Saved data entries:
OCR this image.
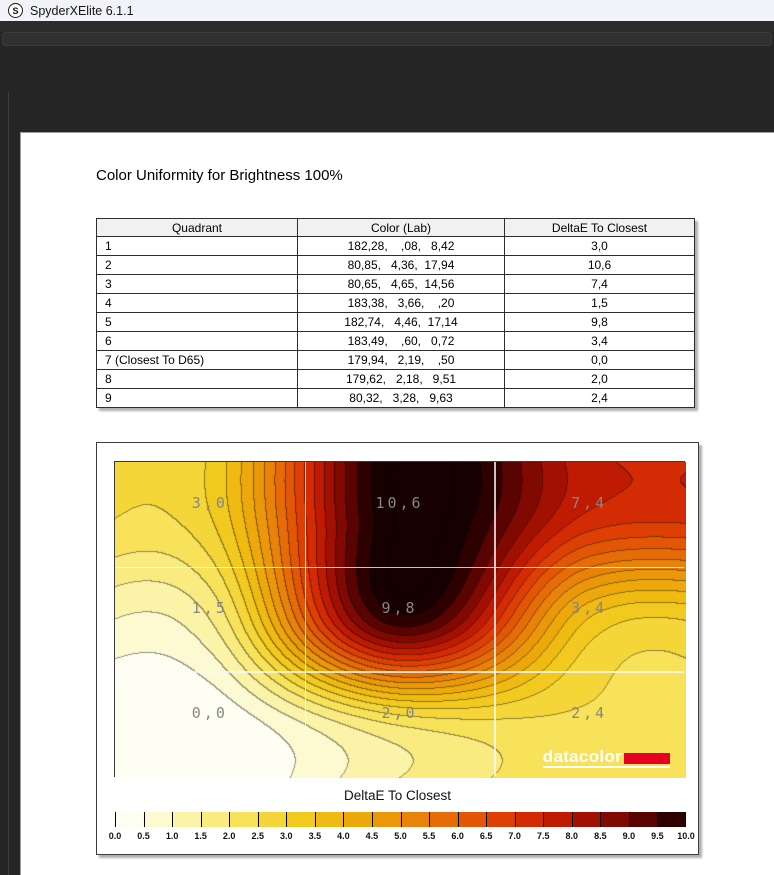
S SpyderXElite 6.1.1
Color Uniformity for Brightness 100%
Quadrant	Color (Lab)	DeltaE To Closest
1	182,28,    ,08,   8,42	3,0
2	80,85,   4,36,  17,94	10,6
3	80,65,   4,65,  14,56	7,4
4	183,38,   3,66,    ,20	1,5
5	182,74,   4,46,  17,14	9,8
6	183,49,    ,60,   0,72	3,4
7 (Closest To D65)	179,94,   2,19,    ,50	0,0
8	179,62,   2,18,   9,51	2,0
9	80,32,   3,28,   9,63	2,4
3,0	10,6	7,4
1,5	9,8	3,4
0,0	2,0	2,4
datacolor
DeltaE To Closest
0.0 0.5 1.0 1.5 2.0 2.5 3.0 3.5 4.0 4.5 5.0 5.5 6.0 6.5 7.0 7.5 8.0 8.5 9.0 9.5 10.0
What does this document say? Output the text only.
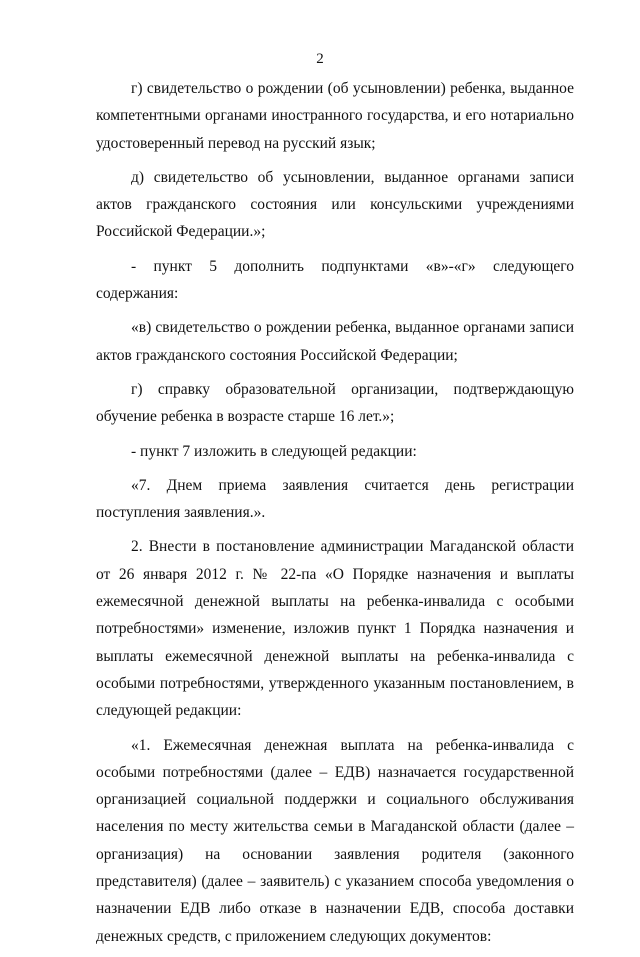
2

г) свидетельство о рождении (об усыновлении) ребенка, выданное компетентными органами иностранного государства, и его нотариально удостоверенный перевод на русский язык;

д) свидетельство об усыновлении, выданное органами записи актов гражданского состояния или консульскими учреждениями Российской Федерации.»;

- пункт 5 дополнить подпунктами «в»-«г» следующего содержания:

«в) свидетельство о рождении ребенка, выданное органами записи актов гражданского состояния Российской Федерации;

г) справку образовательной организации, подтверждающую обучение ребенка в возрасте старше 16 лет.»;

- пункт 7 изложить в следующей редакции:

«7. Днем приема заявления считается день регистрации поступления заявления.».

2. Внести в постановление администрации Магаданской области от 26 января 2012 г. № 22-па «О Порядке назначения и выплаты ежемесячной денежной выплаты на ребенка-инвалида с особыми потребностями» изменение, изложив пункт 1 Порядка назначения и выплаты ежемесячной денежной выплаты на ребенка-инвалида с особыми потребностями, утвержденного указанным постановлением, в следующей редакции:

«1. Ежемесячная денежная выплата на ребенка-инвалида с особыми потребностями (далее – ЕДВ) назначается государственной организацией социальной поддержки и социального обслуживания населения по месту жительства семьи в Магаданской области (далее – организация) на основании заявления родителя (законного представителя) (далее – заявитель) с указанием способа уведомления о назначении ЕДВ либо отказе в назначении ЕДВ, способа доставки денежных средств, с приложением следующих документов:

* _TASK DETAILS_
All of the material above is to be copied exactly, except for its images.

* _TASK ANSWER_
OCR this image.
S SpyderXElite 6.1.1
Color Uniformity for Brightness 100%
Quadrant	Color (Lab)	DeltaE To Closest
1	182,28,    ,08,   8,42	3,0
2	80,85,   4,36,  17,94	10,6
3	80,65,   4,65,  14,56	7,4
4	183,38,   3,66,    ,20	1,5
5	182,74,   4,46,  17,14	9,8
6	183,49,    ,60,   0,72	3,4
7 (Closest To D65)	179,94,   2,19,    ,50	0,0
8	179,62,   2,18,   9,51	2,0
9	80,32,   3,28,   9,63	2,4
3,0	10,6	7,4
1,5	9,8	3,4
0,0	2,0	2,4
datacolor
DeltaE To Closest
0.0 0.5 1.0 1.5 2.0 2.5 3.0 3.5 4.0 4.5 5.0 5.5 6.0 6.5 7.0 7.5 8.0 8.5 9.0 9.5 10.0
What does this document say? Output the text only.
2

г) свидетельство о рождении (об усыновлении) ребенка, выданное компетентными органами иностранного государства, и его нотариально удостоверенный перевод на русский язык;

д) свидетельство об усыновлении, выданное органами записи актов гражданского состояния или консульскими учреждениями Российской Федерации.»;

- пункт 5 дополнить подпунктами «в»-«г» следующего содержания:

«в) свидетельство о рождении ребенка, выданное органами записи актов гражданского состояния Российской Федерации;

г) справку образовательной организации, подтверждающую обучение ребенка в возрасте старше 16 лет.»;

- пункт 7 изложить в следующей редакции:

«7. Днем приема заявления считается день регистрации поступления заявления.».

2. Внести в постановление администрации Магаданской области от 26 января 2012 г. № 22-па «О Порядке назначения и выплаты ежемесячной денежной выплаты на ребенка-инвалида с особыми потребностями» изменение, изложив пункт 1 Порядка назначения и выплаты ежемесячной денежной выплаты на ребенка-инвалида с особыми потребностями, утвержденного указанным постановлением, в следующей редакции:

«1. Ежемесячная денежная выплата на ребенка-инвалида с особыми потребностями (далее – ЕДВ) назначается государственной организацией социальной поддержки и социального обслуживания населения по месту жительства семьи в Магаданской области (далее – организация) на основании заявления родителя (законного представителя) (далее – заявитель) с указанием способа уведомления о назначении ЕДВ либо отказе в назначении ЕДВ, способа доставки денежных средств, с приложением следующих документов:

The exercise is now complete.